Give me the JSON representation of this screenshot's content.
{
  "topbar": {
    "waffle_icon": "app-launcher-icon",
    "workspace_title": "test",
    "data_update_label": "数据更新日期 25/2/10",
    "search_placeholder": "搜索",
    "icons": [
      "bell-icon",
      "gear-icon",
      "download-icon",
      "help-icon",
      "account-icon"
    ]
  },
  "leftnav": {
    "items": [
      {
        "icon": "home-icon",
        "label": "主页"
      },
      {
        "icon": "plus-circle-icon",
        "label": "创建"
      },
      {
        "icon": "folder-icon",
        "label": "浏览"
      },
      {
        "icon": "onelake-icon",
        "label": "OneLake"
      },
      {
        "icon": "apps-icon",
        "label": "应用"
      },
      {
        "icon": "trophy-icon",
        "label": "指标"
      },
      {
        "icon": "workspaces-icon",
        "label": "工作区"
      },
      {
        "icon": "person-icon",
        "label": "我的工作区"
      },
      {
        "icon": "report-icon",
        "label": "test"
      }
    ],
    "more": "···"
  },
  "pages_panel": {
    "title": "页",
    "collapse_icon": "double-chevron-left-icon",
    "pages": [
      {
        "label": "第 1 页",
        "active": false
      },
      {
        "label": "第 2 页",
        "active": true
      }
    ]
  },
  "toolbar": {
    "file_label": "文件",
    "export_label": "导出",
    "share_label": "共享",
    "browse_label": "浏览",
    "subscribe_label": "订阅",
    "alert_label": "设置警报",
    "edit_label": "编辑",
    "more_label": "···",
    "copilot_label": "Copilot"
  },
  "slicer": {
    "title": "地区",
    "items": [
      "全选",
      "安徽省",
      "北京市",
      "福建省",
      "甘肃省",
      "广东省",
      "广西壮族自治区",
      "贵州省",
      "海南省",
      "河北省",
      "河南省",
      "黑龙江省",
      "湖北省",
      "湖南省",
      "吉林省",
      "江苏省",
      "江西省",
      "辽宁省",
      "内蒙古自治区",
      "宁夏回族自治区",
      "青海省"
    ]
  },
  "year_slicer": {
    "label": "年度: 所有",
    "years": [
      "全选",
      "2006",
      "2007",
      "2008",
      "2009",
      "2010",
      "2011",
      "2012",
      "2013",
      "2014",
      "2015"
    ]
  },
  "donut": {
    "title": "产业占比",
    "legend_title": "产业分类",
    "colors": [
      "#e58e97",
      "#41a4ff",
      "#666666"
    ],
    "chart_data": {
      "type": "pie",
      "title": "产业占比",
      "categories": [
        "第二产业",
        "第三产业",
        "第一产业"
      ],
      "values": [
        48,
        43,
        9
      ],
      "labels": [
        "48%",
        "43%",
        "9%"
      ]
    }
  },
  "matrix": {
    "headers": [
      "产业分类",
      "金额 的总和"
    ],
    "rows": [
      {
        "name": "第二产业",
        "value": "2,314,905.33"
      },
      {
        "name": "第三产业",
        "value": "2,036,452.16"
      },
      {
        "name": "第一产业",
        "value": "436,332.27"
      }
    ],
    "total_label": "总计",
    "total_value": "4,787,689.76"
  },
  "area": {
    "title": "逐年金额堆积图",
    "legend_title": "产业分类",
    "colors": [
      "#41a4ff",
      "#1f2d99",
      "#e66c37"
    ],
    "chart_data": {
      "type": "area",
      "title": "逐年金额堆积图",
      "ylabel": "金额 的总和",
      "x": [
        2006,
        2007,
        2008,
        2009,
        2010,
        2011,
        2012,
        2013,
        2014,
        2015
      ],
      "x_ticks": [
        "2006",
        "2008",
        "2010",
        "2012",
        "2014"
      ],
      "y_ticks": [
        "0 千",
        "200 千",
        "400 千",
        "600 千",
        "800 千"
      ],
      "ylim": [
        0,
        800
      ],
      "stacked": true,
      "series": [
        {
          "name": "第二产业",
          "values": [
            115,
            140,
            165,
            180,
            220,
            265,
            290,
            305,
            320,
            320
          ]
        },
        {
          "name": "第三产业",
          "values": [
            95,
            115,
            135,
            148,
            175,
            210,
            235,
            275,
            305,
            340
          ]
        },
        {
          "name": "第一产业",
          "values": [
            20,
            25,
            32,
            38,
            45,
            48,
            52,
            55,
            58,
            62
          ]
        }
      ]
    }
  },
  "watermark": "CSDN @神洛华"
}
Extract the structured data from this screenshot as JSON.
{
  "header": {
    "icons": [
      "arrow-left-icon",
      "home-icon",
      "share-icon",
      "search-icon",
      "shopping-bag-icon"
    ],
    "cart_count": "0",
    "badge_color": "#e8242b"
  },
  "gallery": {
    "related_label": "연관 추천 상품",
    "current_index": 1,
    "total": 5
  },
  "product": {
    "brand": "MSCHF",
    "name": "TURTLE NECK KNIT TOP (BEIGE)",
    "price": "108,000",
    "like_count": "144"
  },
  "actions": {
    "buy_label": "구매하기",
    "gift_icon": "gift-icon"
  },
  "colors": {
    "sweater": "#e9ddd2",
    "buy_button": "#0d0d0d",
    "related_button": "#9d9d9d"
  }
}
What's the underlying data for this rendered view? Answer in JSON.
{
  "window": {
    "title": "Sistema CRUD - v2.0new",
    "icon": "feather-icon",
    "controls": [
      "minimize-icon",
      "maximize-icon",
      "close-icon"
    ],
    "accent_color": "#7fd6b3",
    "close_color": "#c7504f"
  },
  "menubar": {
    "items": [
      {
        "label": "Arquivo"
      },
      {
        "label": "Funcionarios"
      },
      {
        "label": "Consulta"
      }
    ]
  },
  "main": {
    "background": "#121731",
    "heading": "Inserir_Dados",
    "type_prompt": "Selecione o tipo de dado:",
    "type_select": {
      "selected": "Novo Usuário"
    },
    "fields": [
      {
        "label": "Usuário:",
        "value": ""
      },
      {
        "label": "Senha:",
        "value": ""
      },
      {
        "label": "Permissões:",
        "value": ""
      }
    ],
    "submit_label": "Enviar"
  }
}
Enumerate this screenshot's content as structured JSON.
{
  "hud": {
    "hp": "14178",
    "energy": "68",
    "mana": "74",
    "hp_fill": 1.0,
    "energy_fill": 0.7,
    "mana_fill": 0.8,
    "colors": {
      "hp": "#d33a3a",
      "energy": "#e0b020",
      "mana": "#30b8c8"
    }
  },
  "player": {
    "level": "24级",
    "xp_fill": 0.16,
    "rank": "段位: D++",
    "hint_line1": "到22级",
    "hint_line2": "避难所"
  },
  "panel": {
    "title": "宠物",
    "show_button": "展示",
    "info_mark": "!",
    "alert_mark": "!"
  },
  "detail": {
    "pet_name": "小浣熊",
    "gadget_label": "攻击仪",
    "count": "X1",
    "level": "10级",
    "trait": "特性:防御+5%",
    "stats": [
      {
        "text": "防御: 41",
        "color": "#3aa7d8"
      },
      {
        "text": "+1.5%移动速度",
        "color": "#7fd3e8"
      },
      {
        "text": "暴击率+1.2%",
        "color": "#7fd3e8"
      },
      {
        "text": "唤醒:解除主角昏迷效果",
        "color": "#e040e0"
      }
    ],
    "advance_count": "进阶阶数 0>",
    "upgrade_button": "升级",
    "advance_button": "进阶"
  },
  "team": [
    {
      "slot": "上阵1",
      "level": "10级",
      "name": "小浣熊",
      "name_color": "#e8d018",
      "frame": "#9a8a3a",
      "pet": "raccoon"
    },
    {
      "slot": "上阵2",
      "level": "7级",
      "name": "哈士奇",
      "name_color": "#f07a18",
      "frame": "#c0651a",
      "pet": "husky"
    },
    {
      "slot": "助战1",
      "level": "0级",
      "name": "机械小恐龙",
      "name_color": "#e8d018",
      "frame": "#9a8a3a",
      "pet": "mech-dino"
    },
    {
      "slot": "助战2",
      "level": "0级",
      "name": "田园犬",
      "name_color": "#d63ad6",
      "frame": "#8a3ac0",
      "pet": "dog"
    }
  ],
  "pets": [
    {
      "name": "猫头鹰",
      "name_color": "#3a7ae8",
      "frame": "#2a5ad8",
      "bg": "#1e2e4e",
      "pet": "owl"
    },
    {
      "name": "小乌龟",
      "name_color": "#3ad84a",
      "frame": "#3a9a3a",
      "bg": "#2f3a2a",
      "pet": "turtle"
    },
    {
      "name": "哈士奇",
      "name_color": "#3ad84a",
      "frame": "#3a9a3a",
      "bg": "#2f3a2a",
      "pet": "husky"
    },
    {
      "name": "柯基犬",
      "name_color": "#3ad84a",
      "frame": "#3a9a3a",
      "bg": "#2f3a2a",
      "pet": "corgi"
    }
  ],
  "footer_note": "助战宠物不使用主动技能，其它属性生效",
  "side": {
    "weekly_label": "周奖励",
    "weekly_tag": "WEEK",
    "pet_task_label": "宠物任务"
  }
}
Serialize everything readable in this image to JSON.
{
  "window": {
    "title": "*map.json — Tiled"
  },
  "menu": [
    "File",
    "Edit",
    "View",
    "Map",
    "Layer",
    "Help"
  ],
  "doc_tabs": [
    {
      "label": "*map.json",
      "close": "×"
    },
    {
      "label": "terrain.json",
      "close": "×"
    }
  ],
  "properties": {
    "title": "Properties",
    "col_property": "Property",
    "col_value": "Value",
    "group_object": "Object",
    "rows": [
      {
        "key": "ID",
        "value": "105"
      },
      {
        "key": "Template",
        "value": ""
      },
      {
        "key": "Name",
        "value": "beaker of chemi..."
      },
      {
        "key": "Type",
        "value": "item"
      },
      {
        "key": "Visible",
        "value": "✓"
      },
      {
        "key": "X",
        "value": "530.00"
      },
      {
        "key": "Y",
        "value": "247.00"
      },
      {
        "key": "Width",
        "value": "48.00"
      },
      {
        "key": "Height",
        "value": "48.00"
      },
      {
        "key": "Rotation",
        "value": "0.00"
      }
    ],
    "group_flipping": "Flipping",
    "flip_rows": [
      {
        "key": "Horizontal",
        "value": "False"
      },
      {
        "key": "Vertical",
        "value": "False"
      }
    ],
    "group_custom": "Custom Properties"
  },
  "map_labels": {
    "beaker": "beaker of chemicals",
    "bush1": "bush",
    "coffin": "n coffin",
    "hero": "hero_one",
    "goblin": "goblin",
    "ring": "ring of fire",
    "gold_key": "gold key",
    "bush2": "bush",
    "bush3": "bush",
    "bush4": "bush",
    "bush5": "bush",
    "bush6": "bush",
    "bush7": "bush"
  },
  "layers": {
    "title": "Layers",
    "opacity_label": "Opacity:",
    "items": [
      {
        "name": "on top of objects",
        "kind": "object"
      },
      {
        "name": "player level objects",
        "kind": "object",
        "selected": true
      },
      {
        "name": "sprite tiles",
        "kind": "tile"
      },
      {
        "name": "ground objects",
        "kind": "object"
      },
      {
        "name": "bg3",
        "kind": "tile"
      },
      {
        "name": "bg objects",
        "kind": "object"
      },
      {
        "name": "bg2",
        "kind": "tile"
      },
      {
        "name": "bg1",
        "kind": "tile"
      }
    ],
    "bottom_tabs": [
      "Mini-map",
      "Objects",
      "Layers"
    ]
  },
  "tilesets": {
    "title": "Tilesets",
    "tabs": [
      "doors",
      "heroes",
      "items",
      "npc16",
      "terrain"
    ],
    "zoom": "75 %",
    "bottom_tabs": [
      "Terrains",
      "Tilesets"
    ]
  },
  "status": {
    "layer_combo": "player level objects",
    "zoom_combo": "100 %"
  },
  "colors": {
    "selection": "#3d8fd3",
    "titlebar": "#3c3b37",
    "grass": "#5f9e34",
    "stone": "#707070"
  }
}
^^^^^^^^^^^^^^^^
### [Task description]
Identify each line in the entries with the word "level" and copy it.

### [Solution to the exercise]
    "level": "24级",
    "level": "10级",
      "level": "10级",
      "level": "7级",
      "level": "0级",
      "level": "0级",
        "name": "player level objects",
    "layer_combo": "player level objects",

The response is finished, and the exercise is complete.